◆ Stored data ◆
***

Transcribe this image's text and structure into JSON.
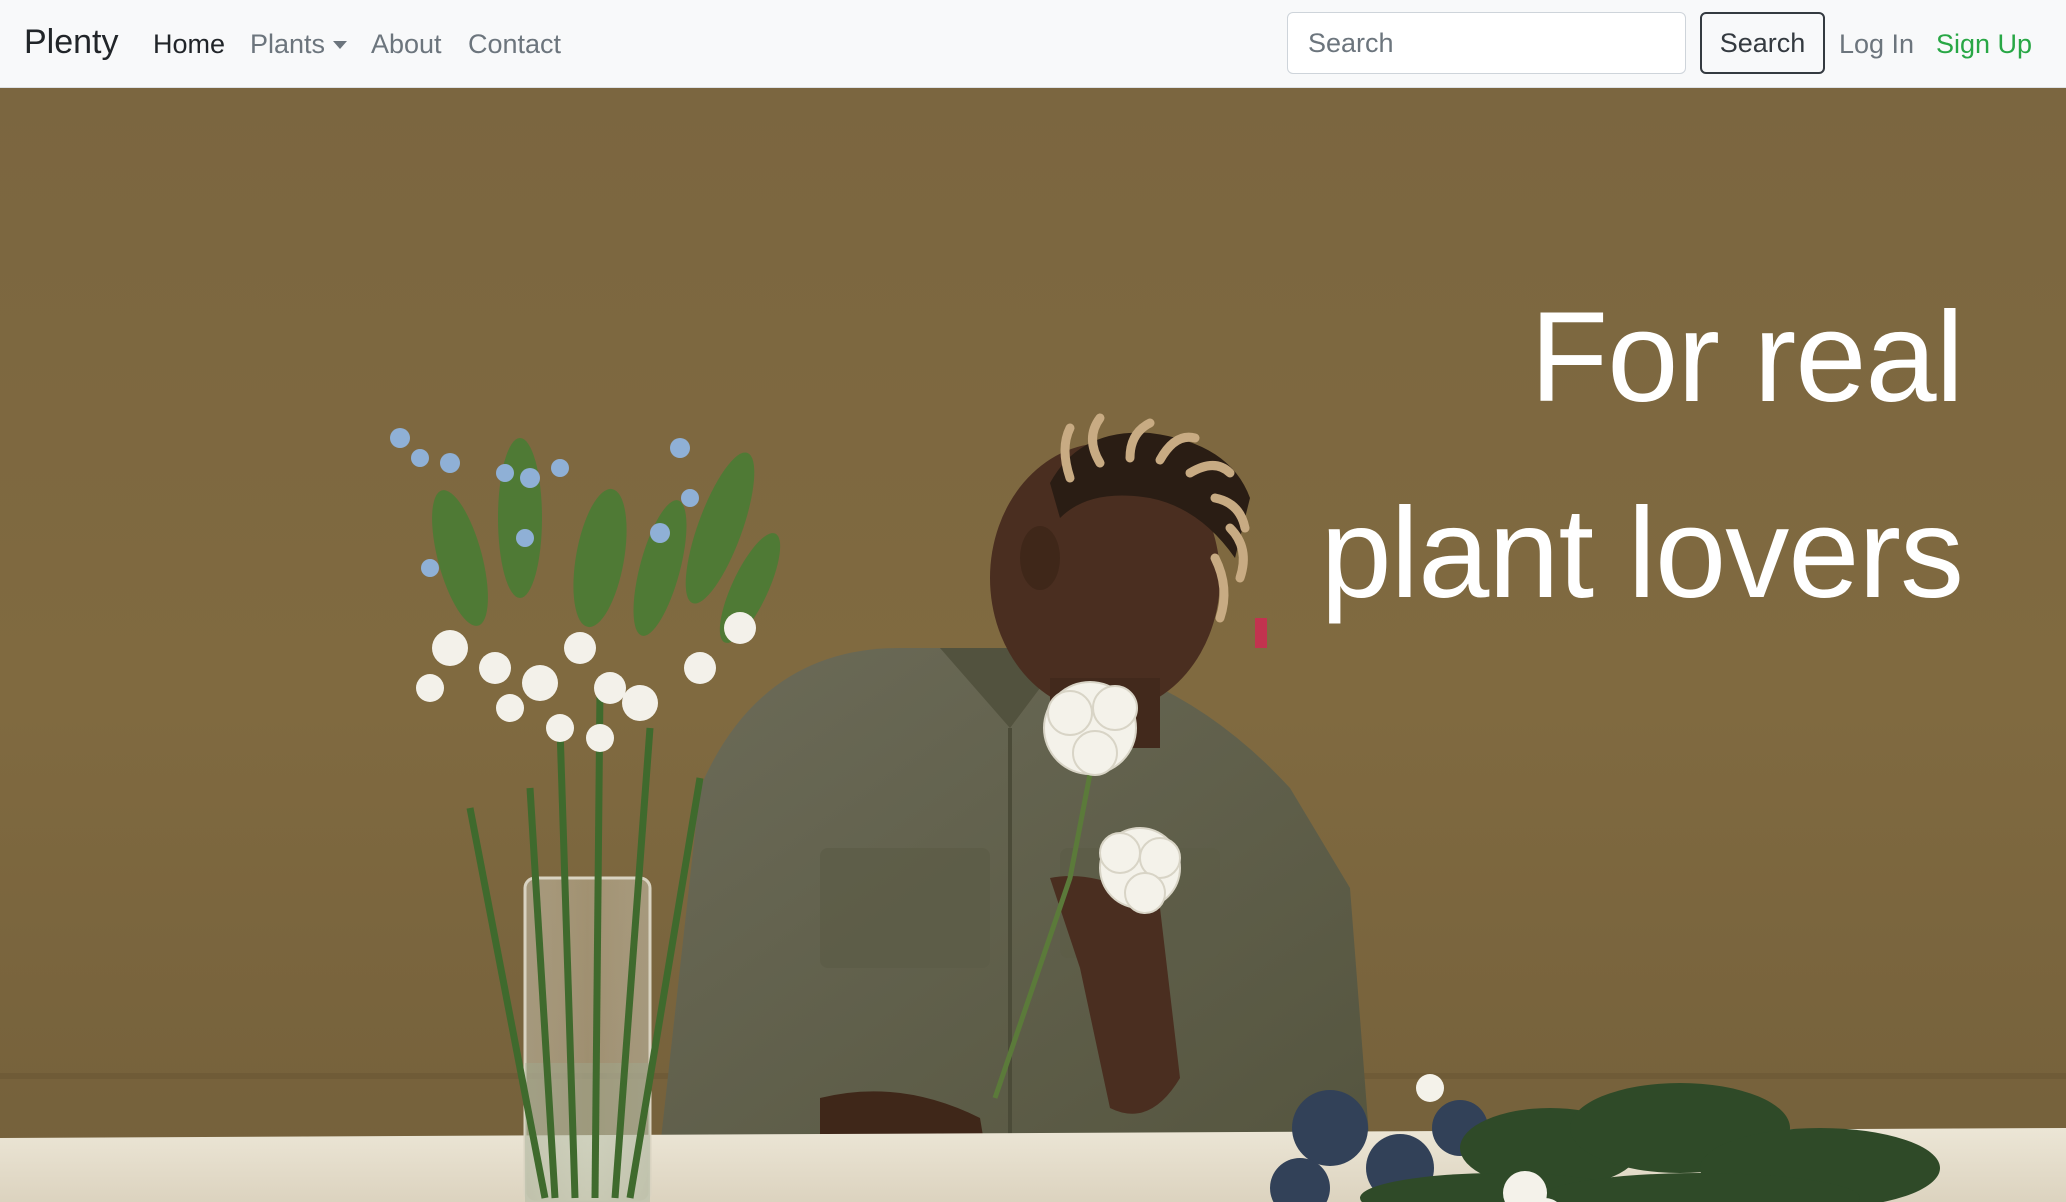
{
  "navbar": {
    "brand": "Plenty",
    "links": {
      "home": "Home",
      "plants": "Plants",
      "about": "About",
      "contact": "Contact"
    },
    "search": {
      "placeholder": "Search",
      "button_label": "Search"
    },
    "login": "Log In",
    "signup": "Sign Up"
  },
  "hero": {
    "headline_line1": "For real",
    "headline_line2": "plant lovers",
    "image_description_icon": "hero-photo"
  },
  "colors": {
    "navbar_bg": "#f8f9fa",
    "link_muted": "#6c757d",
    "link_active": "#212529",
    "signup_green": "#28a745",
    "hero_backdrop": "#7f683e",
    "headline": "#ffffff"
  }
}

***

◆ Goal ◆
Repeat the data exactly, dropping every picture it holds.

◆ Solution to this task ◆
Transcribe this image's text and structure into JSON.
{
  "navbar": {
    "brand": "Plenty",
    "links": {
      "home": "Home",
      "plants": "Plants",
      "about": "About",
      "contact": "Contact"
    },
    "search": {
      "placeholder": "Search",
      "button_label": "Search"
    },
    "login": "Log In",
    "signup": "Sign Up"
  },
  "hero": {
    "headline_line1": "For real",
    "headline_line2": "plant lovers",
    "image_description_icon": "hero-photo"
  },
  "colors": {
    "navbar_bg": "#f8f9fa",
    "link_muted": "#6c757d",
    "link_active": "#212529",
    "signup_green": "#28a745",
    "hero_backdrop": "#7f683e",
    "headline": "#ffffff"
  }
}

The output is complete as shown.